# SHORT PROBLEM:
Output each entry verbatim and exclude every picture from it.

# STORED DATA:
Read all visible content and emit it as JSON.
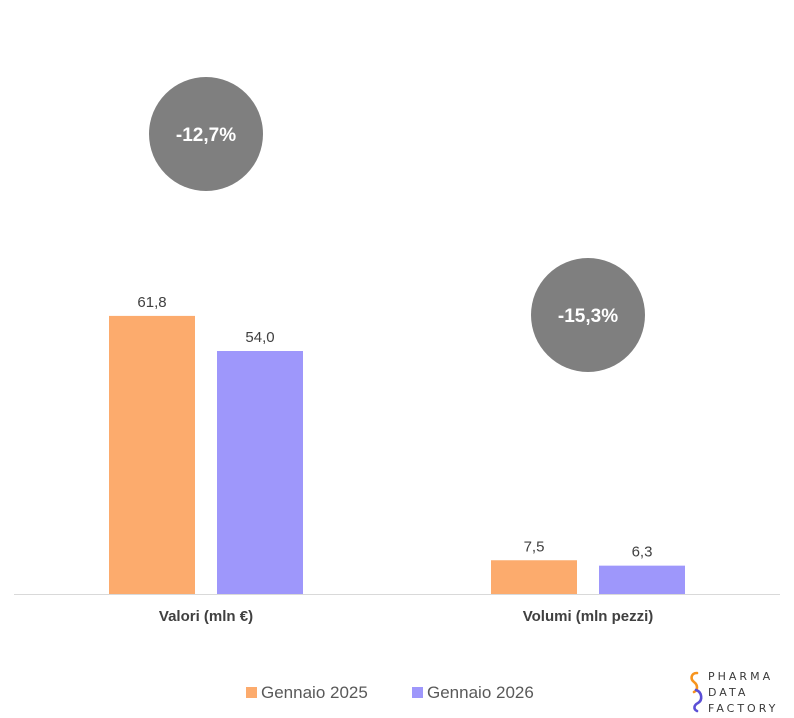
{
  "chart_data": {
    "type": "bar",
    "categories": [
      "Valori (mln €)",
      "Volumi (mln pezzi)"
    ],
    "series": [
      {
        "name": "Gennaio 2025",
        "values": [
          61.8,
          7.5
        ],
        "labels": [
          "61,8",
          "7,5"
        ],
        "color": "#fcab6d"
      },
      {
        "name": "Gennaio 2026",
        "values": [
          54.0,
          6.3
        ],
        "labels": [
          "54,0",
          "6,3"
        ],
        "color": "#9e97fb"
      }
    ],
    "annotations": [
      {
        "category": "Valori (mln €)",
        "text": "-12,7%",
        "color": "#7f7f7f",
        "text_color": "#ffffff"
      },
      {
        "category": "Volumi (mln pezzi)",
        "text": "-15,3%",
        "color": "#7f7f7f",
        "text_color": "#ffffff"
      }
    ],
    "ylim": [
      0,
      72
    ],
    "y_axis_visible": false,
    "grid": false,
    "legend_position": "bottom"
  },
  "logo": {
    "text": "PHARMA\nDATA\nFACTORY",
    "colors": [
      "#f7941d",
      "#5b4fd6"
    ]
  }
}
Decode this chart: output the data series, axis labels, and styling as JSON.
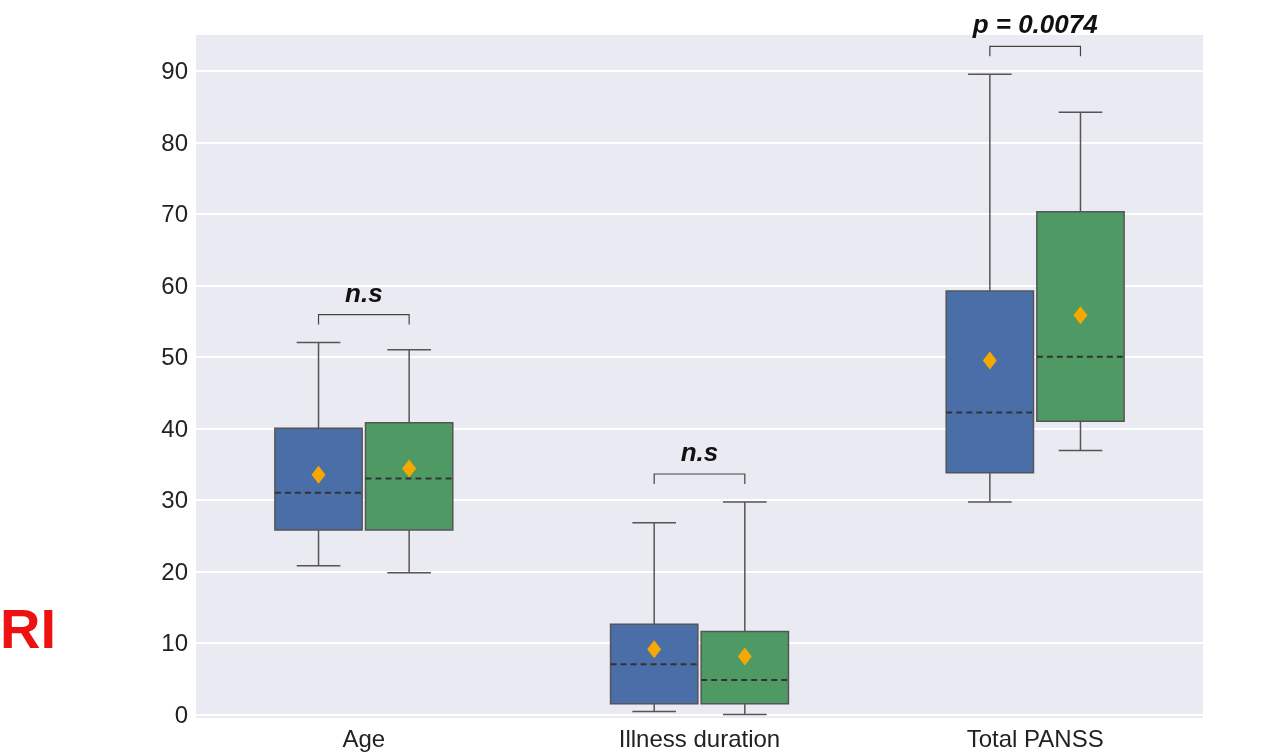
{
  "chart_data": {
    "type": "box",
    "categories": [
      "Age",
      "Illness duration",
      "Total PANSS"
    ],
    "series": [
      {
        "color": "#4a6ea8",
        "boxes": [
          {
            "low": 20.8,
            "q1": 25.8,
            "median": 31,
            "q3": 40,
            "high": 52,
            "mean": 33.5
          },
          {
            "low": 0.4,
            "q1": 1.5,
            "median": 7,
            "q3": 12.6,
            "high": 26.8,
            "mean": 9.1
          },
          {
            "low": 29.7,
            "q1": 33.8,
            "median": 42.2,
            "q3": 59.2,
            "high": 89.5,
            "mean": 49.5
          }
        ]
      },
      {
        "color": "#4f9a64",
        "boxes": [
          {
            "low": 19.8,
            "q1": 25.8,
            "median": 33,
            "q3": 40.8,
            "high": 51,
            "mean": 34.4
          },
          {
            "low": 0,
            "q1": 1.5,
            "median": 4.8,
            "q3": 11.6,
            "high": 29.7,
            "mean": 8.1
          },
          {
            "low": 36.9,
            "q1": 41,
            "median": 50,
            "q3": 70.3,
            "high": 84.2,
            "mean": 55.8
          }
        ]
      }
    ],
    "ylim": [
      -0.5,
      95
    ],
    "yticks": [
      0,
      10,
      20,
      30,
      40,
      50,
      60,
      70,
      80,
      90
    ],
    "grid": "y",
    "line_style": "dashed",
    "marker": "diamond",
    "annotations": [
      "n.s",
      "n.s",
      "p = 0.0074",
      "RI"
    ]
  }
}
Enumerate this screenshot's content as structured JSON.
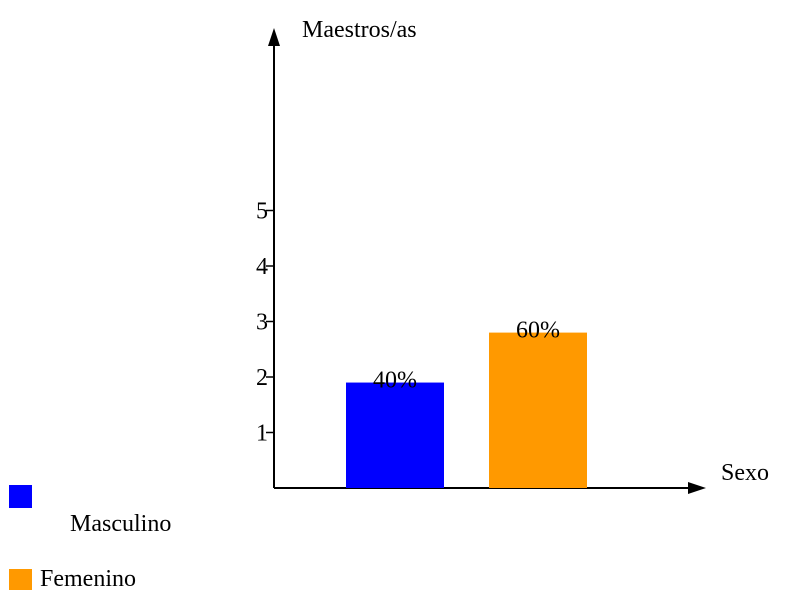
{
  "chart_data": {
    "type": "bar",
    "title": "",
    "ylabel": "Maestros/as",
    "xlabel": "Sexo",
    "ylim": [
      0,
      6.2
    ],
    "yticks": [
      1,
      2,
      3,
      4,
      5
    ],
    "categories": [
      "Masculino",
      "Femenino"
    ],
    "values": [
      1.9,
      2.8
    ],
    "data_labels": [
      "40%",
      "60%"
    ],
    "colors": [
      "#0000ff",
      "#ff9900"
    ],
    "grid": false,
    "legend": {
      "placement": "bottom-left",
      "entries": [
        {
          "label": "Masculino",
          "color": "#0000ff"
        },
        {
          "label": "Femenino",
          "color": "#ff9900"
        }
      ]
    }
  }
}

# RESPONSE BELOW:
Read all visible content and emit it as JSON.
{
  "chart_data": {
    "type": "bar",
    "categories": [
      "Valori (mln €)",
      "Volumi (mln pezzi)"
    ],
    "series": [
      {
        "name": "Gennaio 2025",
        "values": [
          61.8,
          7.5
        ],
        "labels": [
          "61,8",
          "7,5"
        ],
        "color": "#fcab6d"
      },
      {
        "name": "Gennaio 2026",
        "values": [
          54.0,
          6.3
        ],
        "labels": [
          "54,0",
          "6,3"
        ],
        "color": "#9e97fb"
      }
    ],
    "annotations": [
      {
        "category": "Valori (mln €)",
        "text": "-12,7%",
        "color": "#7f7f7f",
        "text_color": "#ffffff"
      },
      {
        "category": "Volumi (mln pezzi)",
        "text": "-15,3%",
        "color": "#7f7f7f",
        "text_color": "#ffffff"
      }
    ],
    "ylim": [
      0,
      72
    ],
    "y_axis_visible": false,
    "grid": false,
    "legend_position": "bottom"
  },
  "logo": {
    "text": "PHARMA\nDATA\nFACTORY",
    "colors": [
      "#f7941d",
      "#5b4fd6"
    ]
  }
}
Decode this chart: output the data series, axis labels, and styling as JSON.
{
  "chart_data": {
    "type": "box",
    "categories": [
      "Age",
      "Illness duration",
      "Total PANSS"
    ],
    "series": [
      {
        "color": "#4a6ea8",
        "boxes": [
          {
            "low": 20.8,
            "q1": 25.8,
            "median": 31,
            "q3": 40,
            "high": 52,
            "mean": 33.5
          },
          {
            "low": 0.4,
            "q1": 1.5,
            "median": 7,
            "q3": 12.6,
            "high": 26.8,
            "mean": 9.1
          },
          {
            "low": 29.7,
            "q1": 33.8,
            "median": 42.2,
            "q3": 59.2,
            "high": 89.5,
            "mean": 49.5
          }
        ]
      },
      {
        "color": "#4f9a64",
        "boxes": [
          {
            "low": 19.8,
            "q1": 25.8,
            "median": 33,
            "q3": 40.8,
            "high": 51,
            "mean": 34.4
          },
          {
            "low": 0,
            "q1": 1.5,
            "median": 4.8,
            "q3": 11.6,
            "high": 29.7,
            "mean": 8.1
          },
          {
            "low": 36.9,
            "q1": 41,
            "median": 50,
            "q3": 70.3,
            "high": 84.2,
            "mean": 55.8
          }
        ]
      }
    ],
    "ylim": [
      -0.5,
      95
    ],
    "yticks": [
      0,
      10,
      20,
      30,
      40,
      50,
      60,
      70,
      80,
      90
    ],
    "grid": "y",
    "line_style": "dashed",
    "marker": "diamond",
    "annotations": [
      "n.s",
      "n.s",
      "p = 0.0074",
      "RI"
    ]
  }
}
Enumerate this screenshot's content as structured JSON.
{
  "chart_data": {
    "type": "bar",
    "title": "",
    "ylabel": "Maestros/as",
    "xlabel": "Sexo",
    "ylim": [
      0,
      6.2
    ],
    "yticks": [
      1,
      2,
      3,
      4,
      5
    ],
    "categories": [
      "Masculino",
      "Femenino"
    ],
    "values": [
      1.9,
      2.8
    ],
    "data_labels": [
      "40%",
      "60%"
    ],
    "colors": [
      "#0000ff",
      "#ff9900"
    ],
    "grid": false,
    "legend": {
      "placement": "bottom-left",
      "entries": [
        {
          "label": "Masculino",
          "color": "#0000ff"
        },
        {
          "label": "Femenino",
          "color": "#ff9900"
        }
      ]
    }
  }
}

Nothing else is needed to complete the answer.